[Data entries for graphics]
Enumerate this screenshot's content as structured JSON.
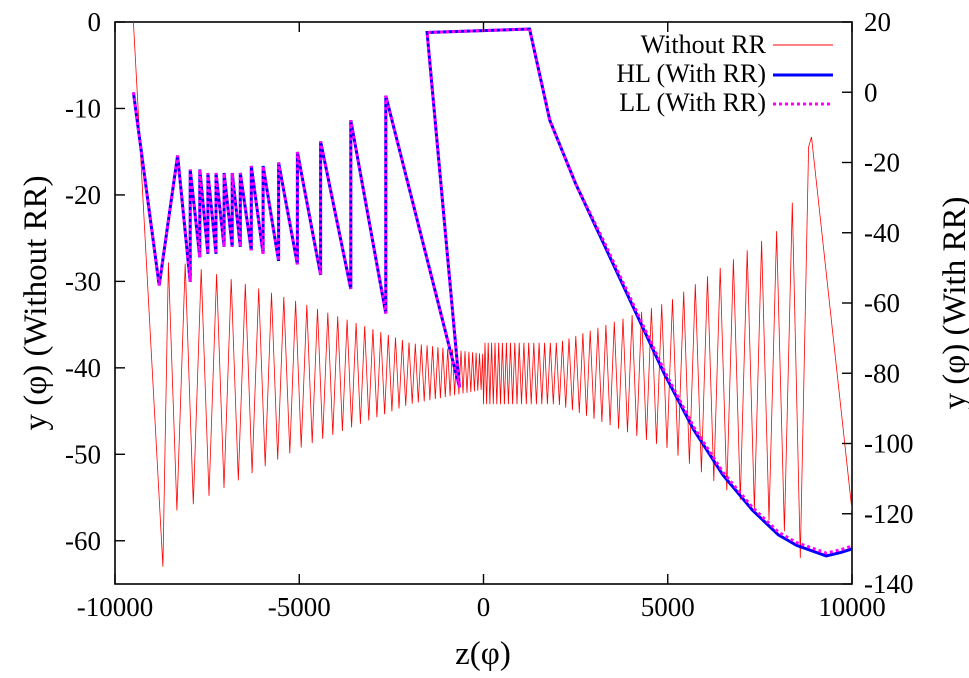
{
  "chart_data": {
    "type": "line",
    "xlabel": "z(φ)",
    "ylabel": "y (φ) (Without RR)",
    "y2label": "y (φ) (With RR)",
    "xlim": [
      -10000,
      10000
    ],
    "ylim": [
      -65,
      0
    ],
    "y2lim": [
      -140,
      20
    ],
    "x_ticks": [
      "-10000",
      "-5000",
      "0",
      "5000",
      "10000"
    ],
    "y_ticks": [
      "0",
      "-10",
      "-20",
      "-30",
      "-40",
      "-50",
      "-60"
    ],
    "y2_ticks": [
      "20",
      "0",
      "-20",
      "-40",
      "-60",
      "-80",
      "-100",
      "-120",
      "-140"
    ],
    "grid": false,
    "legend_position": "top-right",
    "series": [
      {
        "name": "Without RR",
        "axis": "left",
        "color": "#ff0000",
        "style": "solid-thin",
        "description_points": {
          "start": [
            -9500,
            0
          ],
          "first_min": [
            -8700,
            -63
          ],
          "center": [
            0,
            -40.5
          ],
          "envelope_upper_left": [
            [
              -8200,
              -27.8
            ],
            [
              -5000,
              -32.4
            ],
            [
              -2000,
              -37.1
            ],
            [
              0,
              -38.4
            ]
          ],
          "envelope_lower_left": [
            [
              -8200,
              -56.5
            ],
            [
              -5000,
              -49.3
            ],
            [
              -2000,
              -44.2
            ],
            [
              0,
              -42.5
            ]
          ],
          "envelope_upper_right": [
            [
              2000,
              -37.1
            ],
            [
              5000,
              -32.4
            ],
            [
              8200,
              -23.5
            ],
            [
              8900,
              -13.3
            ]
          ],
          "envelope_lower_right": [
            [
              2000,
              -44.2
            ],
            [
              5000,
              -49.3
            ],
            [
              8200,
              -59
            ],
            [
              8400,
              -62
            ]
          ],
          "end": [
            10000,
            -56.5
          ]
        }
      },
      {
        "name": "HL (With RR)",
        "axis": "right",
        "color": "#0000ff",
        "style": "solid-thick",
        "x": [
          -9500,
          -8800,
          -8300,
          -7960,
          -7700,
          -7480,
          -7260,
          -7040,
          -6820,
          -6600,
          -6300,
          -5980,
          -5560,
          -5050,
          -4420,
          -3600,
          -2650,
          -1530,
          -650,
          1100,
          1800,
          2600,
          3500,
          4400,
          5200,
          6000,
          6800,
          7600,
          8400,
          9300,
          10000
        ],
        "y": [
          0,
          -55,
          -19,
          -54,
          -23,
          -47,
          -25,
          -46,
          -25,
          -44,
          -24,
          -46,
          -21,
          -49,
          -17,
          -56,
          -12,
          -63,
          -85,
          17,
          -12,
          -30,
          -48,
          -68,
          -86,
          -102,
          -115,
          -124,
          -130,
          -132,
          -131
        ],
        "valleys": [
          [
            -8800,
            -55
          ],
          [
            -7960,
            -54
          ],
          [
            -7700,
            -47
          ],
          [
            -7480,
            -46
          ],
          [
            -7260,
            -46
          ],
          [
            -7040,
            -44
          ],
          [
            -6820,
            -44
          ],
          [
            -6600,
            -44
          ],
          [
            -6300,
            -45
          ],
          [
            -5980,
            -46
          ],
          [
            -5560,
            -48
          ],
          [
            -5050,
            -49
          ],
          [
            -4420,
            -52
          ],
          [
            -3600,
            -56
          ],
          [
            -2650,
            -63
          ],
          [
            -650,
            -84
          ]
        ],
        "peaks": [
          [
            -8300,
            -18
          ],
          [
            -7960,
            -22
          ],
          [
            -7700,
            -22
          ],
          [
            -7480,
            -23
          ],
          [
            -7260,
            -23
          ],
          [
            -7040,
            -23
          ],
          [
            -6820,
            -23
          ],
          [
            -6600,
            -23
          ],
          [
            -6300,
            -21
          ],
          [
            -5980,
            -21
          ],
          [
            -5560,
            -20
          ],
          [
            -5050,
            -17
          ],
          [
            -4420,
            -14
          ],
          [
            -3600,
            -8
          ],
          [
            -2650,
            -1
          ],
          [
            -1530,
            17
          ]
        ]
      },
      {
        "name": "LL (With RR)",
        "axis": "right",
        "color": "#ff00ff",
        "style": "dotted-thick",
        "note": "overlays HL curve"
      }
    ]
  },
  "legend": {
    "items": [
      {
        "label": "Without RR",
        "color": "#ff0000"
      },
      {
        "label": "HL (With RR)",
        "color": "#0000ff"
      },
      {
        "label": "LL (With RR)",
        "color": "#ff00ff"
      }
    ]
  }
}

- _WHAT YOU SHOULD DO_
Look through the entries and return every line where "thick" appears.

- _RESPONSE_
        "style": "solid-thick",
        "style": "dotted-thick",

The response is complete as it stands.